SUPPLIED DATA:
____

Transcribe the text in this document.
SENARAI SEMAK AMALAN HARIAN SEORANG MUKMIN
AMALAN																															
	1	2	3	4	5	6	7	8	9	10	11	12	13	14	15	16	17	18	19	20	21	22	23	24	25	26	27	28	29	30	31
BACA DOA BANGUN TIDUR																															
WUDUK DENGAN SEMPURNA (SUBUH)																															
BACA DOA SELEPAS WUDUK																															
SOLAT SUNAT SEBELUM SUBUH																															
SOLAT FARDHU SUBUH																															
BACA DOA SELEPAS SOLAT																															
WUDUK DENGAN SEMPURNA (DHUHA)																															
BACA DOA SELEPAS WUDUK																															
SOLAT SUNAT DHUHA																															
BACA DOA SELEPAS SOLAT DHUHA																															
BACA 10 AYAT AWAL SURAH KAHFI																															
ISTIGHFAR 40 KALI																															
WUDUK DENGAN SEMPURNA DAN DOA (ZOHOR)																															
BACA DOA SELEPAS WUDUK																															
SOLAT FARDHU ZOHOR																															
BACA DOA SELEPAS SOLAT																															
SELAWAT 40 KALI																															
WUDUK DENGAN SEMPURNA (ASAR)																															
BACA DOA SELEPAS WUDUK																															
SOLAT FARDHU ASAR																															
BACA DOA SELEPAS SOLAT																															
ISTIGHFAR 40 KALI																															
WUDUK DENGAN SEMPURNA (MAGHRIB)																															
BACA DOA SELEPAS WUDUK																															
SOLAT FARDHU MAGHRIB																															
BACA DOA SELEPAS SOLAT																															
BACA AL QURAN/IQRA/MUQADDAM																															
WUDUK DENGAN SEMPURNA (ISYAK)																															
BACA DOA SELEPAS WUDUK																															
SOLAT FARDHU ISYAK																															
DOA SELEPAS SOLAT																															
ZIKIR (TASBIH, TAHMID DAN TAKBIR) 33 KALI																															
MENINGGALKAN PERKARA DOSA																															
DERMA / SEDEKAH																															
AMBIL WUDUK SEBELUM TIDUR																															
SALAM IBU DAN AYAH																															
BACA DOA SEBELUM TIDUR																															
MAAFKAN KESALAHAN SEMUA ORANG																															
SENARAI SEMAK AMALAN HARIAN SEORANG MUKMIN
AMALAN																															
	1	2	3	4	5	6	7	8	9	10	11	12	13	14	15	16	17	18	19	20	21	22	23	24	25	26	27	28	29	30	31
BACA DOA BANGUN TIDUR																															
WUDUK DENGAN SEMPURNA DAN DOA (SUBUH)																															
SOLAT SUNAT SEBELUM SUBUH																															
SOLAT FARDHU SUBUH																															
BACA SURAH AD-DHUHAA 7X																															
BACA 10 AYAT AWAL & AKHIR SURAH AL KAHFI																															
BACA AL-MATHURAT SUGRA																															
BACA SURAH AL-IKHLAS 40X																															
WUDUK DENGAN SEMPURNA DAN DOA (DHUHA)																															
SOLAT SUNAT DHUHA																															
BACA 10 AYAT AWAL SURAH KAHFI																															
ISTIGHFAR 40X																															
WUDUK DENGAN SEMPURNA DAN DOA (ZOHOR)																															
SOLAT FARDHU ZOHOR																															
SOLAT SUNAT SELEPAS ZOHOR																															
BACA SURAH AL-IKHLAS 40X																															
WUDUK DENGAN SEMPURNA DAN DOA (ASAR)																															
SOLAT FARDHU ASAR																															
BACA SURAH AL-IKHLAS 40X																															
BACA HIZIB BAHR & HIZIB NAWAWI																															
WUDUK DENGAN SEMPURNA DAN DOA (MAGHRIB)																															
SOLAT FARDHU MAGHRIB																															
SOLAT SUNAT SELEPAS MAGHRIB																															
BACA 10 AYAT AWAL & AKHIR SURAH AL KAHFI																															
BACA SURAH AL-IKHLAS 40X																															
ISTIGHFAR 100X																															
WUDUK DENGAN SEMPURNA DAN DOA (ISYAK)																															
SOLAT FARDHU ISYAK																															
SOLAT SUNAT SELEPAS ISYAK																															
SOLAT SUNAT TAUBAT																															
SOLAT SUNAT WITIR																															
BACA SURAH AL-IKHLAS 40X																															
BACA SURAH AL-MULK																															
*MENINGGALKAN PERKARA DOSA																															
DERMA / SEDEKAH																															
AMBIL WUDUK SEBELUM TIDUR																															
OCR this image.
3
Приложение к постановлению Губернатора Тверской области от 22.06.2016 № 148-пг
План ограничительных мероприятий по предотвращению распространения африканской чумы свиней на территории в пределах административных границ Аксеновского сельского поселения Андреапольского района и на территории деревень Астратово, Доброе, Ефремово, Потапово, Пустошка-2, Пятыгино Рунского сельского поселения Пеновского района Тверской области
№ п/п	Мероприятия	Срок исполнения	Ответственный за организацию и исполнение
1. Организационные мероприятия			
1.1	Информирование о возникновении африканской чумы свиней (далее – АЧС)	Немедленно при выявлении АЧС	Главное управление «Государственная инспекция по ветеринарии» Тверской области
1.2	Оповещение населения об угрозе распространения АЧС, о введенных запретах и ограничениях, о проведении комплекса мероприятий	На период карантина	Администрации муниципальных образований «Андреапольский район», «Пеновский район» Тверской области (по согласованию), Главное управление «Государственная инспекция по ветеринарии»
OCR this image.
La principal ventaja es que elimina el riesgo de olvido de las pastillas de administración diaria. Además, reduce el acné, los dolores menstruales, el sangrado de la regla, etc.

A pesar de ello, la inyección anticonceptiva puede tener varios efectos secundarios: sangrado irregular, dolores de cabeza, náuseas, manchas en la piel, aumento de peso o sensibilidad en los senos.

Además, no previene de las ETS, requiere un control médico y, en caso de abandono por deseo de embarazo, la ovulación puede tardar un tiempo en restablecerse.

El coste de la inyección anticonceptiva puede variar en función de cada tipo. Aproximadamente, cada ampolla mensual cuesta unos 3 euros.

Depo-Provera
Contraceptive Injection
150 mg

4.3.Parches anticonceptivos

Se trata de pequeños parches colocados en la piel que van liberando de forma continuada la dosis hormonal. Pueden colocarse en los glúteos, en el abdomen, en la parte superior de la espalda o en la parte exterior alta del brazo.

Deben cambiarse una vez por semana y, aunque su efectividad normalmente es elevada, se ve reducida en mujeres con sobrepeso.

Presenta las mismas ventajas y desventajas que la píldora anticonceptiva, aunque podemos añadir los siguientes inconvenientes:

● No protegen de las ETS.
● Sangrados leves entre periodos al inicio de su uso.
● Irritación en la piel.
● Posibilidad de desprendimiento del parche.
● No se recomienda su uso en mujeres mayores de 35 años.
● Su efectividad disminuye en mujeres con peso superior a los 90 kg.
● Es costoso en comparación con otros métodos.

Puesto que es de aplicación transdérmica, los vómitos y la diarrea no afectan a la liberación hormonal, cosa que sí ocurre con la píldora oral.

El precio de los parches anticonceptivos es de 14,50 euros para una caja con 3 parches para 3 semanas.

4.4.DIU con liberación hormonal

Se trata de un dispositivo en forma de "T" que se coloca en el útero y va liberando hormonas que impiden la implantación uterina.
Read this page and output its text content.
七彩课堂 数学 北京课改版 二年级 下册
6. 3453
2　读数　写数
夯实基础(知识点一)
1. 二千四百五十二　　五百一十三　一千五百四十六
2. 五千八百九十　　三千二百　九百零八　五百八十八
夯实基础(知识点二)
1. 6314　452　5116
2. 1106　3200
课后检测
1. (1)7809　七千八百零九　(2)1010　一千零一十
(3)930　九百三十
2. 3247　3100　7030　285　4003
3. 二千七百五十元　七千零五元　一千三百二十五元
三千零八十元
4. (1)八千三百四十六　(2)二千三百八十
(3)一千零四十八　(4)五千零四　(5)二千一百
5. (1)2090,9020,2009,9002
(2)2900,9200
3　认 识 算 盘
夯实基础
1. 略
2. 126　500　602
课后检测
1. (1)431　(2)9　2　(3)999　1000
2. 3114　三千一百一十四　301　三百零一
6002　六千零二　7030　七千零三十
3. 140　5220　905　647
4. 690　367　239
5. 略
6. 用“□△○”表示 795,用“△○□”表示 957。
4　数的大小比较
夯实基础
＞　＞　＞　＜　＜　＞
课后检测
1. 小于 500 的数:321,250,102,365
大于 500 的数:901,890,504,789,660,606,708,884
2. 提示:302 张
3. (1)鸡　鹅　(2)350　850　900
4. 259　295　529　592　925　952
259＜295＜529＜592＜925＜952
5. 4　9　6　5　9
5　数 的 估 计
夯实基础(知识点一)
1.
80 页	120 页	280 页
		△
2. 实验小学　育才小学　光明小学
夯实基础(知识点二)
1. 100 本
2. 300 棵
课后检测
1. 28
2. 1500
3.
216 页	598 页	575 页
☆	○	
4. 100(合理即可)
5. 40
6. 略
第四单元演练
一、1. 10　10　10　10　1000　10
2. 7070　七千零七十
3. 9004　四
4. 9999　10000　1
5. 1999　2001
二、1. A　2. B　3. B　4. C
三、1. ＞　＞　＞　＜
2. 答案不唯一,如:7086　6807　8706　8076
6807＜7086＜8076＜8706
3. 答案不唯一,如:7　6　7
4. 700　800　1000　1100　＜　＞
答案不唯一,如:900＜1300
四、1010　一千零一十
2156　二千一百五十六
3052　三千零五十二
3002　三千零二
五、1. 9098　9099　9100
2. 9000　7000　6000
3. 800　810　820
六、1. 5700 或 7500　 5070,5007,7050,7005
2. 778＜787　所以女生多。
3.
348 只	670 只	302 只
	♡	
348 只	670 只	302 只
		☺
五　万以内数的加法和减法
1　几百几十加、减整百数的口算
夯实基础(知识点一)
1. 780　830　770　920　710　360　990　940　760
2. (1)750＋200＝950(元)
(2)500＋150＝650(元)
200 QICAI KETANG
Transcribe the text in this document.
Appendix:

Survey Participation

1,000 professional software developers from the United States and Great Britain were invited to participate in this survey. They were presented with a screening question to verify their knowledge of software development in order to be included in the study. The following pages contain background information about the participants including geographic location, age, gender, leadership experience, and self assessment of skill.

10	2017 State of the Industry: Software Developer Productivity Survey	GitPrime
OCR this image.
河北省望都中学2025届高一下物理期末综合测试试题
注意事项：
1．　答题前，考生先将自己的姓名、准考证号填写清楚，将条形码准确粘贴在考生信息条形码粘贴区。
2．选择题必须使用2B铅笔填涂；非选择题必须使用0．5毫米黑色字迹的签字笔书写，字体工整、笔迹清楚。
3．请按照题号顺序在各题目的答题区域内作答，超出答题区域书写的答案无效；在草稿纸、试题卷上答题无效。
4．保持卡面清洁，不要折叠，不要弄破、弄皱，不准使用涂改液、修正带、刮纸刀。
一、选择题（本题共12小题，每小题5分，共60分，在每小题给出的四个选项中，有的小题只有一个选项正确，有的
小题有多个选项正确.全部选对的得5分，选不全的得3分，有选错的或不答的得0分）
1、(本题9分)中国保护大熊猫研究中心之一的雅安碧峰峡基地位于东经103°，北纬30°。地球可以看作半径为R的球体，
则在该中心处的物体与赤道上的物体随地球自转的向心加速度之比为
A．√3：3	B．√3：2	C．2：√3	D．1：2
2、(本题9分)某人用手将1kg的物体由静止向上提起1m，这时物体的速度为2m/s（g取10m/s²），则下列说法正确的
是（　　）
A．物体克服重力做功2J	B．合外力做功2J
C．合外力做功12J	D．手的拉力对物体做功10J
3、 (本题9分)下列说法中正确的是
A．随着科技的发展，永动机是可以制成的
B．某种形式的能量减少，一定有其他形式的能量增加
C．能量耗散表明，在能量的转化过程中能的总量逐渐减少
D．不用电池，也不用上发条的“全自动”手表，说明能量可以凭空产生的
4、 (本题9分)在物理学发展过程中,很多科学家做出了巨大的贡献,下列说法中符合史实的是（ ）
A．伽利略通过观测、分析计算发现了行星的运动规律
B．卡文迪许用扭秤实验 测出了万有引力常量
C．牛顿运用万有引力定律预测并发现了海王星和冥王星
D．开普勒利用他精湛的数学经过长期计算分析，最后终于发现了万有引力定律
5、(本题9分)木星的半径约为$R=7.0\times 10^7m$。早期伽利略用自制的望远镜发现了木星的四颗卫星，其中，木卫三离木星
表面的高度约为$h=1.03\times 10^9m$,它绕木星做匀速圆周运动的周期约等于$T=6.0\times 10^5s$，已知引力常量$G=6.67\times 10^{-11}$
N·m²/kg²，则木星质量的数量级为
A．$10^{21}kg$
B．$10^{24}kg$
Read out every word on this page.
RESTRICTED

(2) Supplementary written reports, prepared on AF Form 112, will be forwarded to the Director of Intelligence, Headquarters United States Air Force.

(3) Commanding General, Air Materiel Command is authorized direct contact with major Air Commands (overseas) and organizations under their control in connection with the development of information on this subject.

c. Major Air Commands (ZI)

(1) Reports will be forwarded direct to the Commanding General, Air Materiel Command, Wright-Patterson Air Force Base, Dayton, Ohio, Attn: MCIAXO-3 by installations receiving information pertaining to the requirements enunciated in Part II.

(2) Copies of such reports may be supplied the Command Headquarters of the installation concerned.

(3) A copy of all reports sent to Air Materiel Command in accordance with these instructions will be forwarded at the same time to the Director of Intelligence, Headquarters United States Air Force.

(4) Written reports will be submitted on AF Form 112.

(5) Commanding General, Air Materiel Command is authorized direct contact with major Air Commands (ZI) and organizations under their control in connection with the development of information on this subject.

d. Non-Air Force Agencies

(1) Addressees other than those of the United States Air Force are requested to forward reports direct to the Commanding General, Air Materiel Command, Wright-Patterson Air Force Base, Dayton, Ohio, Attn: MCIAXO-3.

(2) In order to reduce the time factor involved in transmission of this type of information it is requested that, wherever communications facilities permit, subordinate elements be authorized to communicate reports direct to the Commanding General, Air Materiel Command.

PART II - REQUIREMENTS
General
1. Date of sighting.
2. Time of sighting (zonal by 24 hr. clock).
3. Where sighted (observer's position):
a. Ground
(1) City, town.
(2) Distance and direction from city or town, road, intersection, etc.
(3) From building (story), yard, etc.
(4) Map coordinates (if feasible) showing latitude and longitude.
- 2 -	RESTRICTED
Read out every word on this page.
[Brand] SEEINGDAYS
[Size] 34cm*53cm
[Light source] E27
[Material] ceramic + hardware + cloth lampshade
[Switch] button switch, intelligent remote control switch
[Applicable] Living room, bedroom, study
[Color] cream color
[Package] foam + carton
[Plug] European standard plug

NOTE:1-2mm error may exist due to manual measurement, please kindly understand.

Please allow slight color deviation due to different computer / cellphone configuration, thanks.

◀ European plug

____

WHAT IS NEEDED: Go through the material above and count the lines that contain "Intelligence"; give that number alone.

RESULT FOR THIS TASK: 2